━━━━━ DATA SUPPLIED

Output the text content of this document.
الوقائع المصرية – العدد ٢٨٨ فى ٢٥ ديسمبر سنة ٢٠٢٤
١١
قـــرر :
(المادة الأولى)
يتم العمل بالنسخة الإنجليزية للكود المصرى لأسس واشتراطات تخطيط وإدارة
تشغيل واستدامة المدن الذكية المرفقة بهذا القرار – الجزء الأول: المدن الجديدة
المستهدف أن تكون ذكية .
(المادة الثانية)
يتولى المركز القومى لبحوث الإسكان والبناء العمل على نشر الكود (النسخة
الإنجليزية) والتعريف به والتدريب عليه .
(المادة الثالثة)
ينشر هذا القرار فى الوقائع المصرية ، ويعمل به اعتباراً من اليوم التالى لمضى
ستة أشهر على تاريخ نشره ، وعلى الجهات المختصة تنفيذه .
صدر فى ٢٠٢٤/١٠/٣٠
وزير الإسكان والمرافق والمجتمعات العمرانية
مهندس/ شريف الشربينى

━━━━━━━━━━

TO DO:
Lines in the records that hold the word "الإسكان" are to be counted; give only the total.

OUTPUT OF THE EXERCISE:
2